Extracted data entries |
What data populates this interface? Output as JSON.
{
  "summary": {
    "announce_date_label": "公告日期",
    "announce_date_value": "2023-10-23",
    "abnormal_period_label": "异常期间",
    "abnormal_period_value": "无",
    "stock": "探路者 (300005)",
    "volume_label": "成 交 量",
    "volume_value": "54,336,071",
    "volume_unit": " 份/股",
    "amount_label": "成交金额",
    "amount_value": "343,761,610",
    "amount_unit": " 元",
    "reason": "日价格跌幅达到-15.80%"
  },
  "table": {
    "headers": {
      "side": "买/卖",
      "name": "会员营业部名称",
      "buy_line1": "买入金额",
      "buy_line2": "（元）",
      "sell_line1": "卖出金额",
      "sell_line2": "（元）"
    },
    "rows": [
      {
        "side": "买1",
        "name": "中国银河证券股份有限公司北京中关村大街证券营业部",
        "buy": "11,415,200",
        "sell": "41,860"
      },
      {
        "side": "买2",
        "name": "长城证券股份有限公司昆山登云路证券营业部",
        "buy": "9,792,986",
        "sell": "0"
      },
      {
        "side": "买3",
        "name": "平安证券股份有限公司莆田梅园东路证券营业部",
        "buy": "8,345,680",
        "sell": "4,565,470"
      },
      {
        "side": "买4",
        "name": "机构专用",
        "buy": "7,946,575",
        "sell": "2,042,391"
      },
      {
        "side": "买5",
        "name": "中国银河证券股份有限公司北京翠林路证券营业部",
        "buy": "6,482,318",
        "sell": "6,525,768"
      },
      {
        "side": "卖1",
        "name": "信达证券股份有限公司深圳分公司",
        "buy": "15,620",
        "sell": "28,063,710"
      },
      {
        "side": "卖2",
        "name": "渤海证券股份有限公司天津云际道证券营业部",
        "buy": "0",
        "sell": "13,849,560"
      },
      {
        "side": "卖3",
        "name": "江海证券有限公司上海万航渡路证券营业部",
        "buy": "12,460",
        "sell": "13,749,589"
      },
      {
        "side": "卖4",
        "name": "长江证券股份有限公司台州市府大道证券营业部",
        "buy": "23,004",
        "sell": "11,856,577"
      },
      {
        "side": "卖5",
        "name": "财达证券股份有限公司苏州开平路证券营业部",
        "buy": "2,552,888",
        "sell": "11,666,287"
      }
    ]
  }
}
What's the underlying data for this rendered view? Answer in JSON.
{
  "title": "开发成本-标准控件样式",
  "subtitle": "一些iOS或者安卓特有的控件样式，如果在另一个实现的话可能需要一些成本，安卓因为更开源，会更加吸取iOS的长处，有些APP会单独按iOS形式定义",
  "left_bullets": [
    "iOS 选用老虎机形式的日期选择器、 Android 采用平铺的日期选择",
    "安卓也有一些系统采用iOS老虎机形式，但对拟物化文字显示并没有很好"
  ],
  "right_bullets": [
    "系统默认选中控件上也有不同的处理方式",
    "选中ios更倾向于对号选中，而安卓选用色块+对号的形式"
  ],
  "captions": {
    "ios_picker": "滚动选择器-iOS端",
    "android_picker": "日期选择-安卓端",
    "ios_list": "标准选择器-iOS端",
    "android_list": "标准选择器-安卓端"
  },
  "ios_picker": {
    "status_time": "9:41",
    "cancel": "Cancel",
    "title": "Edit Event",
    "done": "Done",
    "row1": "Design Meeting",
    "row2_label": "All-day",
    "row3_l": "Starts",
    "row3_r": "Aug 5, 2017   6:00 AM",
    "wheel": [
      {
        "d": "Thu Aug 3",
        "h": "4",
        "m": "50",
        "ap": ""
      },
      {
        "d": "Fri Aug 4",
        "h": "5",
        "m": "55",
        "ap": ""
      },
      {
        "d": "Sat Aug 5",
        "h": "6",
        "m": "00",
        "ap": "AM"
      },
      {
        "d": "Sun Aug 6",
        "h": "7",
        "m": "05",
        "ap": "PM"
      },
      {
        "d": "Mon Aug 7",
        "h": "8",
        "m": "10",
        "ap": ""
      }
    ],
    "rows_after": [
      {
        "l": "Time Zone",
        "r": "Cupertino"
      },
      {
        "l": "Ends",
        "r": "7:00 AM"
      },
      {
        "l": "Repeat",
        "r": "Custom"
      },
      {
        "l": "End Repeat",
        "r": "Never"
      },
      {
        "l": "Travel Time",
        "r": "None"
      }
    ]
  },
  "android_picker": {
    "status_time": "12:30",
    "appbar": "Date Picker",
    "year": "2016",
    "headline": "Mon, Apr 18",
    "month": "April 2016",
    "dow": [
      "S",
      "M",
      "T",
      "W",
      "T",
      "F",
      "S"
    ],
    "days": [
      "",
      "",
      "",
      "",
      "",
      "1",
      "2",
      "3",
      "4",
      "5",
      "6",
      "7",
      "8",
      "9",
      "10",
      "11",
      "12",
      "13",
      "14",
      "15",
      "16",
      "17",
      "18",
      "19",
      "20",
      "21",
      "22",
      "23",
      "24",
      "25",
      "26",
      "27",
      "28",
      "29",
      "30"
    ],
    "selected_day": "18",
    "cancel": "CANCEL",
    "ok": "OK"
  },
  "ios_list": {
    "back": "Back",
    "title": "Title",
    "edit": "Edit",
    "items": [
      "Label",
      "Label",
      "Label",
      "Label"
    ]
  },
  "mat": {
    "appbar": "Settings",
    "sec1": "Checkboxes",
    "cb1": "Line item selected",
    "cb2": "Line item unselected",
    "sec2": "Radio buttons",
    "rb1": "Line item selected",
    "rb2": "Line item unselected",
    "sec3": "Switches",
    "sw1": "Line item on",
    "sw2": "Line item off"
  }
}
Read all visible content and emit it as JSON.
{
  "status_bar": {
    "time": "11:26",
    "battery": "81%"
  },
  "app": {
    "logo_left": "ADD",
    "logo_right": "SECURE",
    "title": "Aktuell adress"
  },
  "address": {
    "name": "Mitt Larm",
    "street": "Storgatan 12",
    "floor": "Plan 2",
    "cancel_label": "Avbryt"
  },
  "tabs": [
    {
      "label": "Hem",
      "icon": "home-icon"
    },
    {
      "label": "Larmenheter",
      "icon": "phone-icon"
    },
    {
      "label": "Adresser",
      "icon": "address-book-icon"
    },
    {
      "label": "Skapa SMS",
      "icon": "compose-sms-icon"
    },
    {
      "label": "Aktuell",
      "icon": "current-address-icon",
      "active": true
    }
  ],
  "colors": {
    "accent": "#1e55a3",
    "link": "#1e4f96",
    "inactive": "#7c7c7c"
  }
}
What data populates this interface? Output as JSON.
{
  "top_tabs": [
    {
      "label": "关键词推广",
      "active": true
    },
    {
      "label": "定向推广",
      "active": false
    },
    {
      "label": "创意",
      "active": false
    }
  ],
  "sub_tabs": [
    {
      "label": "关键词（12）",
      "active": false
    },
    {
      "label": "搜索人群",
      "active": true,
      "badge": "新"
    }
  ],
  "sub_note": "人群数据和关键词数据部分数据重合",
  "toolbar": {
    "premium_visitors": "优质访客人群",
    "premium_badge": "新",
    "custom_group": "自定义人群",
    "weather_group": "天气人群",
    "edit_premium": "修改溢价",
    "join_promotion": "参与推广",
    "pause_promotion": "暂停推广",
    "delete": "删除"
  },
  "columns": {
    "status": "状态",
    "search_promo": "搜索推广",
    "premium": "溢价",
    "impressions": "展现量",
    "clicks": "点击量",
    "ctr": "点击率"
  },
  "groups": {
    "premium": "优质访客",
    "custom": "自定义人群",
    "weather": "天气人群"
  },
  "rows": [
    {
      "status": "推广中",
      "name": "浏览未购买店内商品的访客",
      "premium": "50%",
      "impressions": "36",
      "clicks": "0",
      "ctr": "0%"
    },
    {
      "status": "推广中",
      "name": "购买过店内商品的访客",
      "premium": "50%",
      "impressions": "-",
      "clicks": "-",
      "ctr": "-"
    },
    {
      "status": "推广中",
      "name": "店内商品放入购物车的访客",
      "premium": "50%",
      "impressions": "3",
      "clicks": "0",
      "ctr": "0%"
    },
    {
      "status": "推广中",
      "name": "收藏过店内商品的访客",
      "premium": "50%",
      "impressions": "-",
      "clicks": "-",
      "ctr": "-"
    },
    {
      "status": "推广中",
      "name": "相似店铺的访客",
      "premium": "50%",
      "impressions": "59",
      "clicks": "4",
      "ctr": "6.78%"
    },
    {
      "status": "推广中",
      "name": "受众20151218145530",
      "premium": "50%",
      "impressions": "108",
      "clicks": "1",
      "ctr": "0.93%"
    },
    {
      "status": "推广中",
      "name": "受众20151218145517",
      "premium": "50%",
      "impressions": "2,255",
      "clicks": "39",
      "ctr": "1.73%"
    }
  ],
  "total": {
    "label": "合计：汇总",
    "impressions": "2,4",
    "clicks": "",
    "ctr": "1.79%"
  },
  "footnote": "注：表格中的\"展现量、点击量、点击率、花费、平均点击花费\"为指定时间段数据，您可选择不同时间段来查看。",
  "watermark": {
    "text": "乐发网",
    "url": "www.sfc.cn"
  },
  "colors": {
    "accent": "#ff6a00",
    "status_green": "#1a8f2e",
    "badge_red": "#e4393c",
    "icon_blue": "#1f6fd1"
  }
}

GOAL OF THE EXERCISE | Identify the lines that hold the word "unselected". Copy every one of them.

WRITTEN ANSWER |
    "cb2": "Line item unselected",
    "rb2": "Line item unselected",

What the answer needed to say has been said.